**The exercise**:
Your task is to copy the material exactly.

**Items**:
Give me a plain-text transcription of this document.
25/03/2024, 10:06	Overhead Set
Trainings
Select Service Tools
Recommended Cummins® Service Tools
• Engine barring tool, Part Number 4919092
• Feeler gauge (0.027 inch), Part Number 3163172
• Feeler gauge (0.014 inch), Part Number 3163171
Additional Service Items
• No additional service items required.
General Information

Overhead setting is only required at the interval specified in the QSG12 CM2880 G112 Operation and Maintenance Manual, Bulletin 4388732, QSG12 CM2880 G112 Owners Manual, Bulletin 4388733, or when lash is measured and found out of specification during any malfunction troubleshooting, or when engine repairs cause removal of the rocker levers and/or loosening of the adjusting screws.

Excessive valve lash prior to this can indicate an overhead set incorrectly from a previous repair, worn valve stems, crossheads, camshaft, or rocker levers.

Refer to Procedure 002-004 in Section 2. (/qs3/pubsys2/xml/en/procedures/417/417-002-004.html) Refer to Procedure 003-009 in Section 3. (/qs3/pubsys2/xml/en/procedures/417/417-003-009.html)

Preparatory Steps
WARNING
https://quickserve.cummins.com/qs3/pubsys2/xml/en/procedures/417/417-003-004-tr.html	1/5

**Response to this exercise**:
Give me a plain-text transcription of this document.
25/03/2024, 10:06	Overhead Set
Trainings
Select Service Tools
Recommended Cummins® Service Tools
• Engine barring tool, Part Number 4919092
• Feeler gauge (0.027 inch), Part Number 3163172
• Feeler gauge (0.014 inch), Part Number 3163171
Additional Service Items
• No additional service items required.
General Information

Overhead setting is only required at the interval specified in the QSG12 CM2880 G112 Operation and Maintenance Manual, Bulletin 4388732, QSG12 CM2880 G112 Owners Manual, Bulletin 4388733, or when lash is measured and found out of specification during any malfunction troubleshooting, or when engine repairs cause removal of the rocker levers and/or loosening of the adjusting screws.

Excessive valve lash prior to this can indicate an overhead set incorrectly from a previous repair, worn valve stems, crossheads, camshaft, or rocker levers.

Refer to Procedure 002-004 in Section 2. (/qs3/pubsys2/xml/en/procedures/417/417-002-004.html) Refer to Procedure 003-009 in Section 3. (/qs3/pubsys2/xml/en/procedures/417/417-003-009.html)

Preparatory Steps
WARNING
https://quickserve.cummins.com/qs3/pubsys2/xml/en/procedures/417/417-003-004-tr.html	1/5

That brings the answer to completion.